== 文档片段 ==
----------------------------------------

## Monday, August 7, 2017

### [Leetcode] Maximal Square, Solution

Given a 2D binary matrix filled with 0's and 1's, find the largest square containing only 1's and return its area.
For example, given the following matrix:
```1 0 1 0 0
1 0 1 1 1
1 1 1 1 1
1 0 0 1 0
```
Return 4.

[Thoughts]

DP[i, j] 是the length of max square,这个square的最右下角是 (i,j)，那么

1）从DP[i-1, j]表述的square上加一行
2）从DP[i, j-1]表述的square上加一列
3）从DP[i-1, j-1]表述的square上加一行和一列

[Code]
``````1:    int maximalSquare(vector<vector<char>>& matrix) {
2:      if(matrix.size() == 0) return 0;
3:
4:      int row = matrix.size();
5:      int col = matrix[0].size();
6:      vector<vector<int>> dp(row+1, vector<int>(col+1, 0));
7:
8:      int maxLen = 0;
9:      for(int i =1; i<=row; i++) {
10:        for(int j =1; j<= col; j++) {
11:          if(matrix[i-1][j-1] == '1') {
12:            dp[i][j] = min(min(dp[i-1][j-1], dp[i-1][j]), dp[i][j-1])+1 ;
13:            maxLen = max(maxLen, dp[i][j]);
14:          }
15:        }
16:      }
17:      return maxLen*maxLen;
18:    }
``````

----------------------------------------

== 所给记录 ==

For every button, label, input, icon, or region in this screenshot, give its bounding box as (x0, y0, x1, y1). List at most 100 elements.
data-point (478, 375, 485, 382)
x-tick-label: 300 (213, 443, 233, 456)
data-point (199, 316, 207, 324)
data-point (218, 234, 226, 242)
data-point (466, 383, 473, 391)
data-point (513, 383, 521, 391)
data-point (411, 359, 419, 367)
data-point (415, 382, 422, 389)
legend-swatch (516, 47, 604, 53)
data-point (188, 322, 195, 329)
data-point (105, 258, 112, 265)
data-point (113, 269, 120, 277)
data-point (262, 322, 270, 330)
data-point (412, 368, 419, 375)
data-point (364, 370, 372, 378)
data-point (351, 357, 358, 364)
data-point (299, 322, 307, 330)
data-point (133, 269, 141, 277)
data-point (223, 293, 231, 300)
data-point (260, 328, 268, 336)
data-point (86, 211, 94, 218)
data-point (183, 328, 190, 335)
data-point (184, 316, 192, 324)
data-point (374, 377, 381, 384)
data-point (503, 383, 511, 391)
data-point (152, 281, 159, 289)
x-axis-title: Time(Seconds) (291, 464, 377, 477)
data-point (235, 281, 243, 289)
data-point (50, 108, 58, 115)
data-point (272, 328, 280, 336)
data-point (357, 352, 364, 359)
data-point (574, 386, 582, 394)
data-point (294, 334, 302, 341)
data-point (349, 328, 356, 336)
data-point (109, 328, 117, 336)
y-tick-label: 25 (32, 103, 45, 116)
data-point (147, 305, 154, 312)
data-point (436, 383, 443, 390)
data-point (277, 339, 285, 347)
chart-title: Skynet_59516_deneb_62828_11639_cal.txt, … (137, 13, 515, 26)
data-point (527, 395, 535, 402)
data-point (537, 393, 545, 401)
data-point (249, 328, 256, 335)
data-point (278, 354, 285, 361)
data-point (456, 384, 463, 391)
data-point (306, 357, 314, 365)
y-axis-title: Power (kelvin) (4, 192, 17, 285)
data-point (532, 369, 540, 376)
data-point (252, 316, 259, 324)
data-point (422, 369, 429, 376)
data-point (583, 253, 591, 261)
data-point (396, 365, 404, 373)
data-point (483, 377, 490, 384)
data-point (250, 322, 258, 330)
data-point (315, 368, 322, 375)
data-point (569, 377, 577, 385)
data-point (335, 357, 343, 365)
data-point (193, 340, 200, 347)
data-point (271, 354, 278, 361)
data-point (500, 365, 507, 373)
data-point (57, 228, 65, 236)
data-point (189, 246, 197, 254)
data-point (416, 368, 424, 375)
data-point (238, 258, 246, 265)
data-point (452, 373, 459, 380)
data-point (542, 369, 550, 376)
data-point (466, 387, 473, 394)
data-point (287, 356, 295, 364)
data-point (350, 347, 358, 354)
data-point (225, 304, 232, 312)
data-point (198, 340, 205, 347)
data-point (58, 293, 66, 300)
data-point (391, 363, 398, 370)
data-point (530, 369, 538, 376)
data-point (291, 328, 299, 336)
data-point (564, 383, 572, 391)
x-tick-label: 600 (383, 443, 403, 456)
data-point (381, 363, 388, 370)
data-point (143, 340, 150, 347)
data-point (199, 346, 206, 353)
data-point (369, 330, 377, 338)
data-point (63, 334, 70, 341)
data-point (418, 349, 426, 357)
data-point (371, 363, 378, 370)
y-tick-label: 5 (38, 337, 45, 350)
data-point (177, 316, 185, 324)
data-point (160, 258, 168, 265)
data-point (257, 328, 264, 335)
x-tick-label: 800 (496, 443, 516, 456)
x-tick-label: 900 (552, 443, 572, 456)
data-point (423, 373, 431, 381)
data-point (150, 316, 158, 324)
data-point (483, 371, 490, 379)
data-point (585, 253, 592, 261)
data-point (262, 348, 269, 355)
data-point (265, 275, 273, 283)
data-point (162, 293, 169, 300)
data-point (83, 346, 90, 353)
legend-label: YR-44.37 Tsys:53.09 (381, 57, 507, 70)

----------------------------------------

== 练习题目 1 ==
最大正方形解题文章中，示例矩阵应返回的结果是多少？
== 练习题目 2 ==
请逐字照录最大正方形解题文章中的一段：以包含“## Monday, August”的文字开头，以“return its area.”结尾。

== 参考答案 1 ==
返回 4。

== 参考答案 2 ==
## Monday, August 7, 2017

### [Leetcode] Maximal Square, Solution

Given a 2D binary matrix filled with 0's and 1's, find the largest square containing only 1's and return its area.